Data to process start
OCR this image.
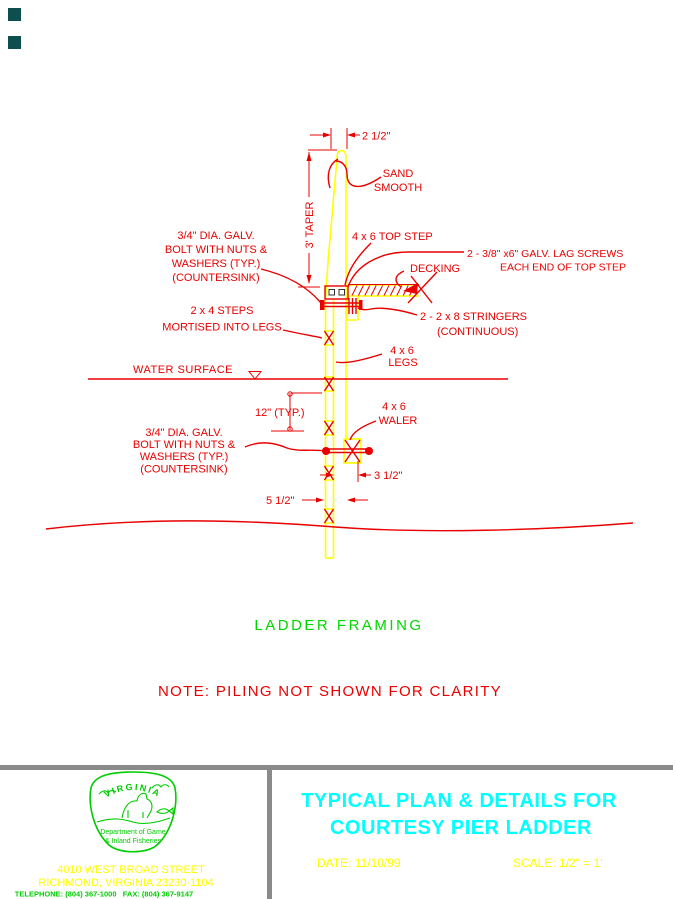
2 1/2"
3' TAPER
12" (TYP.)
3 1/2"
5 1/2"
SAND
SMOOTH
4 x 6 TOP STEP
2 - 3/8" x6" GALV. LAG SCREWS
EACH END OF TOP STEP
DECKING
3/4" DIA. GALV.
BOLT WITH NUTS &
WASHERS (TYP.)
(COUNTERSINK)
2 x 4 STEPS
MORTISED INTO LEGS
2 - 2 x 8 STRINGERS
(CONTINUOUS)
4 x 6
LEGS
WATER SURFACE
4 x 6
WALER
3/4" DIA. GALV.
BOLT WITH NUTS &
WASHERS (TYP.)
(COUNTERSINK)
LADDER FRAMING
NOTE: PILING NOT SHOWN FOR CLARITY
VIRGINIA
Department of Game
& Inland Fisheries
4010 WEST BROAD STREET
RICHMOND, VIRGINIA 23230-1104
TELEPHONE: (804) 367-1000   FAX: (804) 367-9147
TYPICAL PLAN & DETAILS FOR
COURTESY PIER LADDER
DATE: 11/10/99	SCALE: 1/2" = 1'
Data to process end
Work required: The records above are to be reproduced exactly; the pictures are to be left out.

Correct answer:
OCR this image.
2 1/2"
3' TAPER
12" (TYP.)
3 1/2"
5 1/2"
SAND
SMOOTH
4 x 6 TOP STEP
2 - 3/8" x6" GALV. LAG SCREWS
EACH END OF TOP STEP
DECKING
3/4" DIA. GALV.
BOLT WITH NUTS &
WASHERS (TYP.)
(COUNTERSINK)
2 x 4 STEPS
MORTISED INTO LEGS
2 - 2 x 8 STRINGERS
(CONTINUOUS)
4 x 6
LEGS
WATER SURFACE
4 x 6
WALER
3/4" DIA. GALV.
BOLT WITH NUTS &
WASHERS (TYP.)
(COUNTERSINK)
LADDER FRAMING
NOTE: PILING NOT SHOWN FOR CLARITY
VIRGINIA
Department of Game
& Inland Fisheries
4010 WEST BROAD STREET
RICHMOND, VIRGINIA 23230-1104
TELEPHONE: (804) 367-1000   FAX: (804) 367-9147
TYPICAL PLAN & DETAILS FOR
COURTESY PIER LADDER
DATE: 11/10/99	SCALE: 1/2" = 1'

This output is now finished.